* START SUPPLIED RECORDS *
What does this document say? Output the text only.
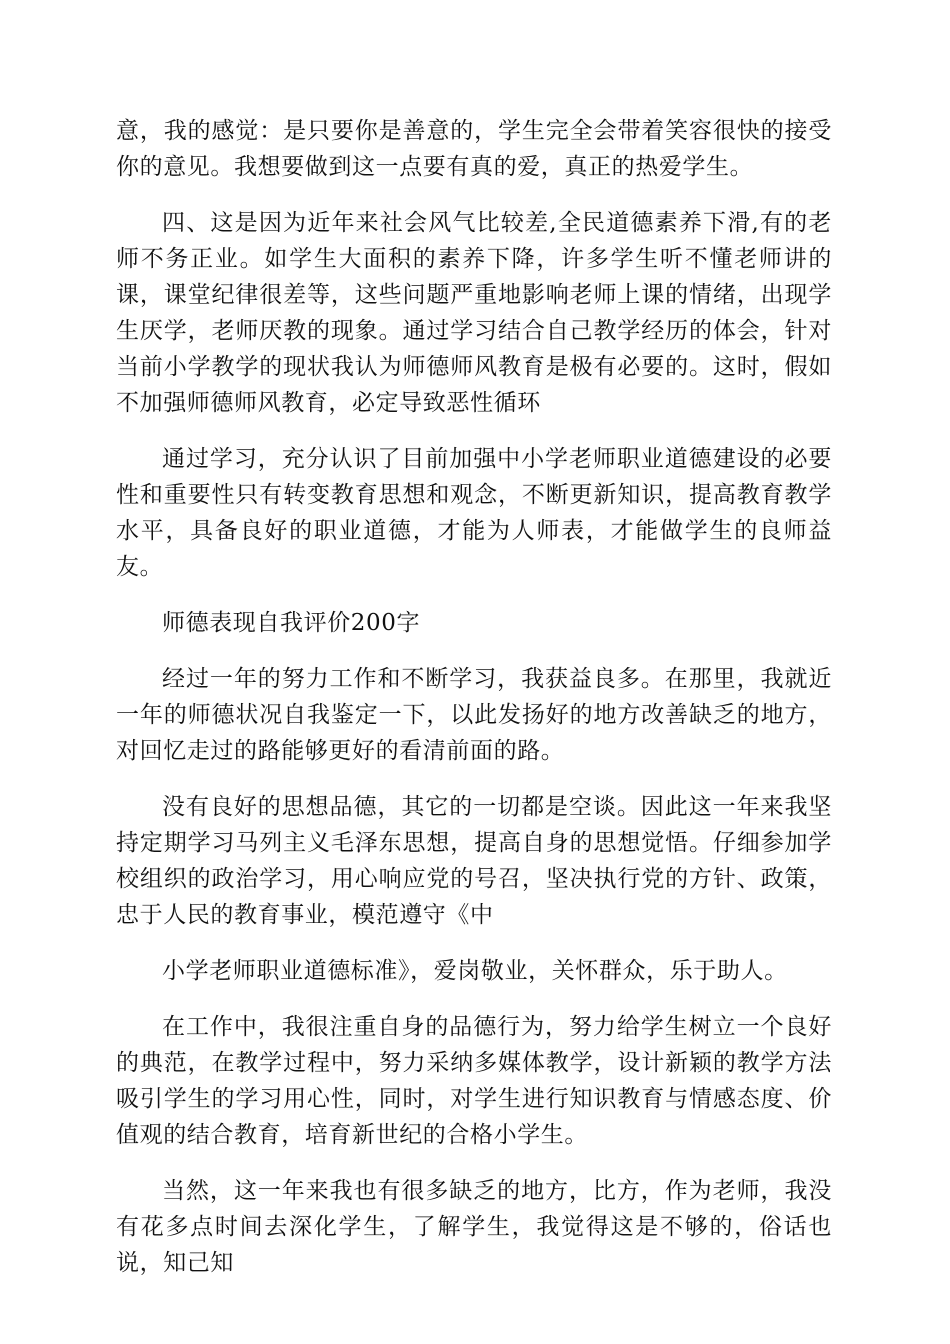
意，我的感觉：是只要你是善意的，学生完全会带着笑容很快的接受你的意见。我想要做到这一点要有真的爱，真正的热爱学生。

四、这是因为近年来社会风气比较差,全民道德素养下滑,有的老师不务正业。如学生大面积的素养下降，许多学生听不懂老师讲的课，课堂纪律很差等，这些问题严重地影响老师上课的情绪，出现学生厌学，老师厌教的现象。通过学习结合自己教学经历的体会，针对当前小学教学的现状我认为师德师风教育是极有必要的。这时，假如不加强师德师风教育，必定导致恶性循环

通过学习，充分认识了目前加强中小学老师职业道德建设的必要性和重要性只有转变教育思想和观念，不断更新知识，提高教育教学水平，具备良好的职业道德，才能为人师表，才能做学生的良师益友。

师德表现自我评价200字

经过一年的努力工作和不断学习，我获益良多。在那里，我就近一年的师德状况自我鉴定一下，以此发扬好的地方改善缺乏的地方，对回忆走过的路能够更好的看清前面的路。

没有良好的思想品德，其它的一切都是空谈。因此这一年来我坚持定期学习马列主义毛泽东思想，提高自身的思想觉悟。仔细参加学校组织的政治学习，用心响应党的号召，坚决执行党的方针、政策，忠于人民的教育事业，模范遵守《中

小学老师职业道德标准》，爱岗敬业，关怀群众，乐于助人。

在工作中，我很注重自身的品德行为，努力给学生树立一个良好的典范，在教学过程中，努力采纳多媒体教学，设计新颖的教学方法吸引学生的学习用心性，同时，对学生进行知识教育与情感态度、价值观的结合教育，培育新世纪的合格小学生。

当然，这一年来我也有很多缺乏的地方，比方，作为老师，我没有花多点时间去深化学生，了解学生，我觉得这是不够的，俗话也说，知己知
* END SUPPLIED RECORDS *
* START SUPPLIED RECORDS *
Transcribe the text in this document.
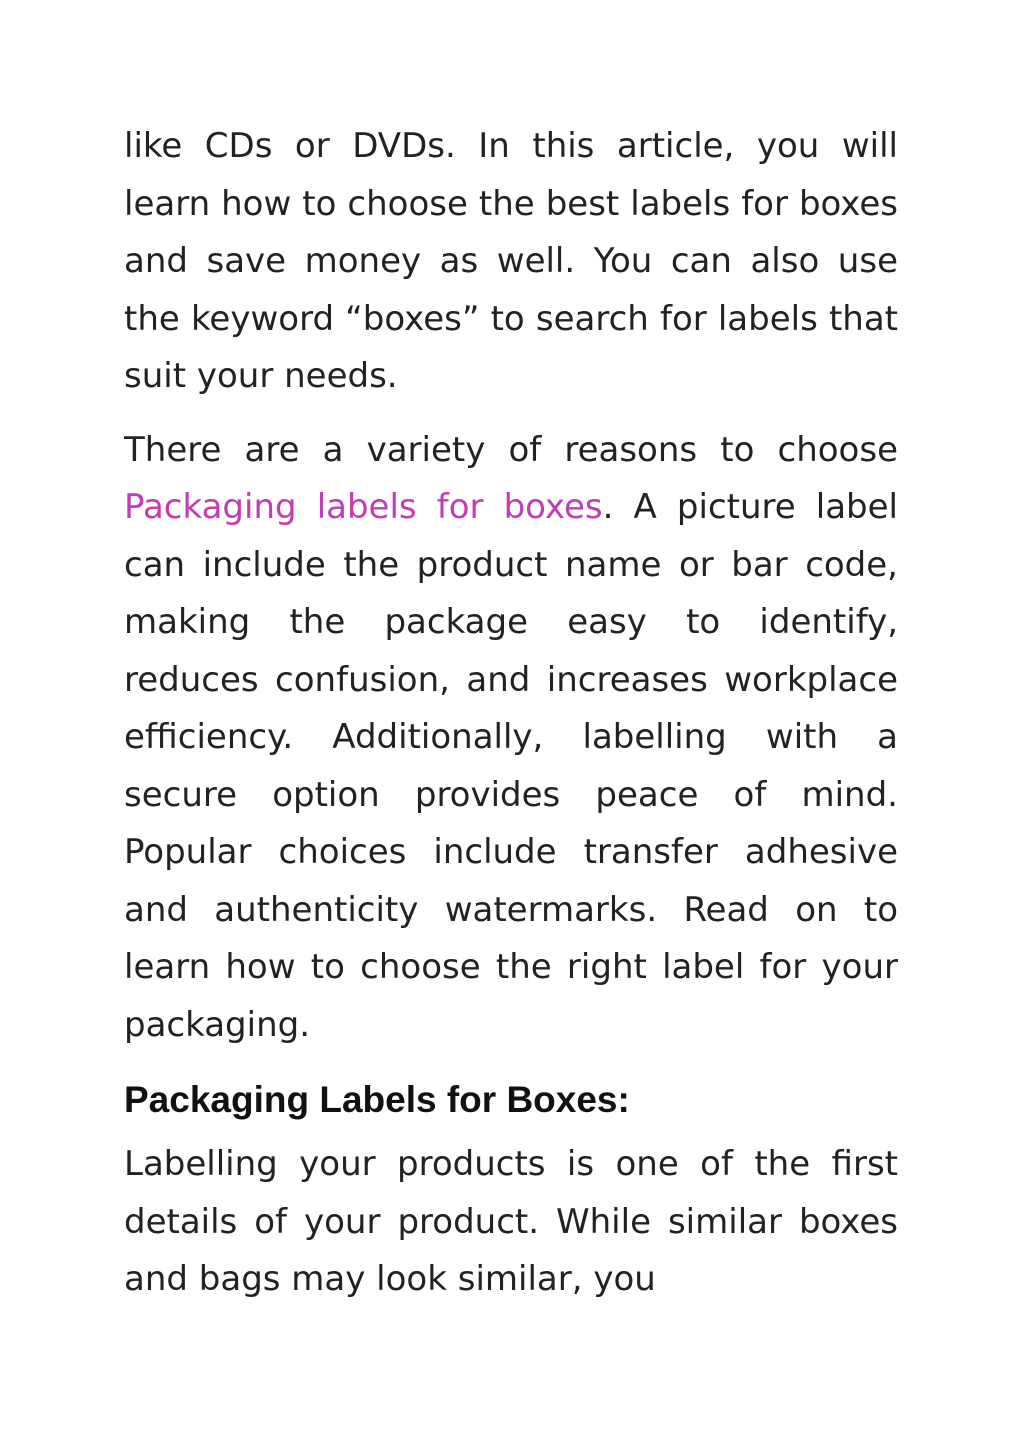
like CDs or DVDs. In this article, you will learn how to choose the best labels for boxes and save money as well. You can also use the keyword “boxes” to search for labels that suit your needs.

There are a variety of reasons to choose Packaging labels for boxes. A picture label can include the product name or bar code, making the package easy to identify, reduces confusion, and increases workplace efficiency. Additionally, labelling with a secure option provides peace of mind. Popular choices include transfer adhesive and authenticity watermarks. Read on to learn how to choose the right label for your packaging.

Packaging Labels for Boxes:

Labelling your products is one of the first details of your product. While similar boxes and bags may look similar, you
* END SUPPLIED RECORDS *
CHALLENGE
Within the listing above, work out how many lines contain the string "text", and reply with that number only.

ANSWER BELOW
2